ASSIGNED TASK: From the entries below, report how many lines contain the string "https". Only the number is wanted.

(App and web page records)
::::::::::

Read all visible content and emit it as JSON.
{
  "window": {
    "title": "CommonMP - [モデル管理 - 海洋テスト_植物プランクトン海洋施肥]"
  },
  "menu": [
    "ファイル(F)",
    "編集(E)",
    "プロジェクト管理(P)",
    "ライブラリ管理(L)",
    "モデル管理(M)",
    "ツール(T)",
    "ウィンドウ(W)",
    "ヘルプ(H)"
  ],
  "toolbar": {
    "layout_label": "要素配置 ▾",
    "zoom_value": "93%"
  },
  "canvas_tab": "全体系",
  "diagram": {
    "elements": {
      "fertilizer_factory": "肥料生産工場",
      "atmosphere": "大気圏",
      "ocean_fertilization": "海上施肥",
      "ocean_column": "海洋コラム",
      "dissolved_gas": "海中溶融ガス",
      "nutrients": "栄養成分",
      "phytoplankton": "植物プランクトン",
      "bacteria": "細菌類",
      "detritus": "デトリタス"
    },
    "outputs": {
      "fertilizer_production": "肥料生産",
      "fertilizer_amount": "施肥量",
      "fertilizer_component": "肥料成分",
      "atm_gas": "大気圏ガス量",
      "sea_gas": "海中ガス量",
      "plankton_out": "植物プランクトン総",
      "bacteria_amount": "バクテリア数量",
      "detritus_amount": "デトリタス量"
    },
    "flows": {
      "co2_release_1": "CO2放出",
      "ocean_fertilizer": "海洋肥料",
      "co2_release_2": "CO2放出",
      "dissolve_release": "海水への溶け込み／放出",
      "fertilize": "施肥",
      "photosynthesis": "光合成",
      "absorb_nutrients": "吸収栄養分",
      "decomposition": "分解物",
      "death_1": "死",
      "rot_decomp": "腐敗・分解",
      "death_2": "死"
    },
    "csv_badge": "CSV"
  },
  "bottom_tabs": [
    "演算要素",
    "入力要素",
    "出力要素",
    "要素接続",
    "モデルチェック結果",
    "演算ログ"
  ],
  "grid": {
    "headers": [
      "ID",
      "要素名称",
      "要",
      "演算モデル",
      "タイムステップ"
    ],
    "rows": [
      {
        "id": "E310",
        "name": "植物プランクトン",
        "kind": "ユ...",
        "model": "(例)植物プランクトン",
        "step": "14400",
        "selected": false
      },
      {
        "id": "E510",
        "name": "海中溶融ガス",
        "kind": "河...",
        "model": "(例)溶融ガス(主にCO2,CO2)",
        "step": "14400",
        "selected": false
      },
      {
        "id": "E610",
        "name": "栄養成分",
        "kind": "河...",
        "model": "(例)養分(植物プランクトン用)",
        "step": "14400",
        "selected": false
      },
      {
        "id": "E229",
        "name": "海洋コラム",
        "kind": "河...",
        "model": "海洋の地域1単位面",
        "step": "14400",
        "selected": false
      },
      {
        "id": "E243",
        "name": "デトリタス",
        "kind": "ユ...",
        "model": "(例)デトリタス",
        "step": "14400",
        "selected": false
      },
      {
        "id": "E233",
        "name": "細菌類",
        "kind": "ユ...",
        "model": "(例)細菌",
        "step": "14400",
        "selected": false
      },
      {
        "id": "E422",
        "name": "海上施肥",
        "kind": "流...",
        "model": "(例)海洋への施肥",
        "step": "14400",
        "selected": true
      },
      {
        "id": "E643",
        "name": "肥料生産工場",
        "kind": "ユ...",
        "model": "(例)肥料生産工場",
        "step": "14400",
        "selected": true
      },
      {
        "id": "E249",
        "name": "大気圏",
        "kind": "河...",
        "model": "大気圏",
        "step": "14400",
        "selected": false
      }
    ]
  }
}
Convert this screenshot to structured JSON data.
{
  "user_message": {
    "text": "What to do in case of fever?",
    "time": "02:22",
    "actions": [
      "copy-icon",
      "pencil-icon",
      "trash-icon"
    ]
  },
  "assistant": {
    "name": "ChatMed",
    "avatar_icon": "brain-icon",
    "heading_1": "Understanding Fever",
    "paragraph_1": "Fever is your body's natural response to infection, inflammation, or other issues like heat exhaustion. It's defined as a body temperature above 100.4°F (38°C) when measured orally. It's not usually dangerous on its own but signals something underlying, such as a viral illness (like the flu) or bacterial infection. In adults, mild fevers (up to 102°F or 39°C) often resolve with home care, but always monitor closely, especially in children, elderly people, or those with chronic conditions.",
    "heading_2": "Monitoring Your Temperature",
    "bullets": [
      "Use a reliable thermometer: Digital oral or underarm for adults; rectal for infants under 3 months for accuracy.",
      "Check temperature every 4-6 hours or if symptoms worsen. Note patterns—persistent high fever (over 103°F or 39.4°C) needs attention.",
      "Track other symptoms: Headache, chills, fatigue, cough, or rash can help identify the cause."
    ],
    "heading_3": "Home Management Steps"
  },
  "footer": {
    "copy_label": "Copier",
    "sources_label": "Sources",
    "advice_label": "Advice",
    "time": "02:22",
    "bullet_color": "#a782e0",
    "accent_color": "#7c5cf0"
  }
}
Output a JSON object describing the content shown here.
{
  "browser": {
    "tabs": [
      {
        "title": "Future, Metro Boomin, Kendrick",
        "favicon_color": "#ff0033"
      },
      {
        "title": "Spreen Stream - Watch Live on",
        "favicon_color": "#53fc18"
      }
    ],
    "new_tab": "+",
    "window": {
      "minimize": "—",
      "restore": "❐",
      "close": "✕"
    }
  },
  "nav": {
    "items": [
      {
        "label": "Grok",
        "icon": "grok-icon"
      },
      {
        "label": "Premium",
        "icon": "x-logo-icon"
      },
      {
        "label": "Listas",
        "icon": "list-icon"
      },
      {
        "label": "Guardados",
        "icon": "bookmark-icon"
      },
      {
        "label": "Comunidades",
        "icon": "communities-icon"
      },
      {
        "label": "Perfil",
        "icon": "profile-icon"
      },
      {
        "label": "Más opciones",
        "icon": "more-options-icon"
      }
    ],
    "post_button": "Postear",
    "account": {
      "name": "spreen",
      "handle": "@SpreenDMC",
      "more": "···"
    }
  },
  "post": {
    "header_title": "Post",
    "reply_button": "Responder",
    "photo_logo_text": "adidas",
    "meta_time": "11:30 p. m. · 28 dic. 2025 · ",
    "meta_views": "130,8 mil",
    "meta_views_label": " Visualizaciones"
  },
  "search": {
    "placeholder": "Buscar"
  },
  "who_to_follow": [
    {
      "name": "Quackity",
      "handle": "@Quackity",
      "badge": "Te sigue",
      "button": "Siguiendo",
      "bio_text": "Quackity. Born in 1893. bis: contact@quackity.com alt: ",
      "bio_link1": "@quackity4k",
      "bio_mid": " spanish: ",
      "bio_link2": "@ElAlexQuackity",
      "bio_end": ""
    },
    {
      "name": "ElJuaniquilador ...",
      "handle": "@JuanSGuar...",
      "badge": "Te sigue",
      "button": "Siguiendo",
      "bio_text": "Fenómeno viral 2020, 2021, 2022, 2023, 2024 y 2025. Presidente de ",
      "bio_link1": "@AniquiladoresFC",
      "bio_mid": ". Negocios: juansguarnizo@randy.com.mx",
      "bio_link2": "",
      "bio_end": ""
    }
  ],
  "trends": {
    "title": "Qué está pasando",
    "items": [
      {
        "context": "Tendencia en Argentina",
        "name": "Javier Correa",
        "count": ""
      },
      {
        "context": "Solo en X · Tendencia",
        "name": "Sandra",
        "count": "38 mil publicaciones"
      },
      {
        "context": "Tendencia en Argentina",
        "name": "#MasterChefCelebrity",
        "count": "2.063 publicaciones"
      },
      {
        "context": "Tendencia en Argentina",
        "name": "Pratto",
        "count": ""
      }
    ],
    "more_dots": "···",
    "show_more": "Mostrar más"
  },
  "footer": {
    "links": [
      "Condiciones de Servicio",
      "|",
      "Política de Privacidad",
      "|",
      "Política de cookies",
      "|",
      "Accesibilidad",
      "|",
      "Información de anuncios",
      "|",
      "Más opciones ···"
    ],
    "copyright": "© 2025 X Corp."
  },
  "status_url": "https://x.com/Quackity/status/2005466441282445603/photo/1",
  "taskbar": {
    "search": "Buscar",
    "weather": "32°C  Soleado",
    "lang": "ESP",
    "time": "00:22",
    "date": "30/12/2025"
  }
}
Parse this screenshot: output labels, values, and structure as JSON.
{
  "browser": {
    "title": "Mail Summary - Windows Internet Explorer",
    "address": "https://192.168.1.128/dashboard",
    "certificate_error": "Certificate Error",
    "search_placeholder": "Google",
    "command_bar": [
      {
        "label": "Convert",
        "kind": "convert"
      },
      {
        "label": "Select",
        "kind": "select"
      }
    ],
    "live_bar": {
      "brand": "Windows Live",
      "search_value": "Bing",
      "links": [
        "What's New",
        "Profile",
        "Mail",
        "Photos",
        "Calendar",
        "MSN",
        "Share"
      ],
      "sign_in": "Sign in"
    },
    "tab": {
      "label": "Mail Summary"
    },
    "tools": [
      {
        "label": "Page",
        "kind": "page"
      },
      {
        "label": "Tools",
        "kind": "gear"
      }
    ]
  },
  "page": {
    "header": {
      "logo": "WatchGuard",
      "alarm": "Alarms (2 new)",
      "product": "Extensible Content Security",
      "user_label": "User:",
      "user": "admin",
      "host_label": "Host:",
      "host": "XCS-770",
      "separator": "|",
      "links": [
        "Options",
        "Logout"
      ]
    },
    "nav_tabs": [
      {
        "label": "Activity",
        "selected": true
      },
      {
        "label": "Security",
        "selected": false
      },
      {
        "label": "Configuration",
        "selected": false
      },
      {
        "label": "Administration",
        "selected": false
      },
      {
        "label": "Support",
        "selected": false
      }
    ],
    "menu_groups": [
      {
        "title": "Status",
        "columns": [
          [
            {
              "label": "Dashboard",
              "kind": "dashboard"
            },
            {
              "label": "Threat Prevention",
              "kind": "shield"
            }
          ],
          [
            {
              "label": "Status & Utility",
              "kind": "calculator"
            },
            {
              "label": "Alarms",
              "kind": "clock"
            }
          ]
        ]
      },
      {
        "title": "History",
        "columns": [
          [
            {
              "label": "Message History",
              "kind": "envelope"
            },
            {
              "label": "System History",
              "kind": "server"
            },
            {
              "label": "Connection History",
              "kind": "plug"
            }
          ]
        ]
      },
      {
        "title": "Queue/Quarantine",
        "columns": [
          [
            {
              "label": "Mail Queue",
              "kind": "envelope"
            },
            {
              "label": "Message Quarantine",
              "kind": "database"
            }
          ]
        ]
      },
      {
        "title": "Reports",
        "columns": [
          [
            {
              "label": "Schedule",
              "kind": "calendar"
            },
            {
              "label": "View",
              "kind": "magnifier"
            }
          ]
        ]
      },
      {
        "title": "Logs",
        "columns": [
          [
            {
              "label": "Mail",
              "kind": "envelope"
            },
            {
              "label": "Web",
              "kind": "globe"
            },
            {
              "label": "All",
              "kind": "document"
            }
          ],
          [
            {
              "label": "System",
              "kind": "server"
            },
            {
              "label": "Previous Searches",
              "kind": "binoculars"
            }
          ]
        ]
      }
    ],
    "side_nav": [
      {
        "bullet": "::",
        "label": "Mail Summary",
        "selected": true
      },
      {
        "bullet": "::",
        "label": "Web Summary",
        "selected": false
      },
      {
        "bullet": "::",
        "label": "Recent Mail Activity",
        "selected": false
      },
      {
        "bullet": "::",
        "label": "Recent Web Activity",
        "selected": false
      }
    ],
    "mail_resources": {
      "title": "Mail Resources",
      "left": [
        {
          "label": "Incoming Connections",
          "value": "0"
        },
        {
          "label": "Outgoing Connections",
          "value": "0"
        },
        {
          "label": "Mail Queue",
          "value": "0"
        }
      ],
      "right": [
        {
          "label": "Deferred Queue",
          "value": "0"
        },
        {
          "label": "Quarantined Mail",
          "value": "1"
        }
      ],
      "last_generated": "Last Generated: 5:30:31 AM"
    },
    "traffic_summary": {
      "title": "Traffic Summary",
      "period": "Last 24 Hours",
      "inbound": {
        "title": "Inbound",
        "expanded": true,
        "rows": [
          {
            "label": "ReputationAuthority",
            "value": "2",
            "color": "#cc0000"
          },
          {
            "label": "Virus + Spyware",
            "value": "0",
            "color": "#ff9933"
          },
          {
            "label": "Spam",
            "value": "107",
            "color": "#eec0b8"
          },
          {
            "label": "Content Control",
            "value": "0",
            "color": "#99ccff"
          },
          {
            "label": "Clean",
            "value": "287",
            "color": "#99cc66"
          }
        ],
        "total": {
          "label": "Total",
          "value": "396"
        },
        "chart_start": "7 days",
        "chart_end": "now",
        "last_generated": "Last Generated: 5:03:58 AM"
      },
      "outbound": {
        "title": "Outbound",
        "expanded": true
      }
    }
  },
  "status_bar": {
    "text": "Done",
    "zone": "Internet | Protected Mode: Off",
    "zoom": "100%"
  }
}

::::::::::

OUTPUT OF THE TASK: 2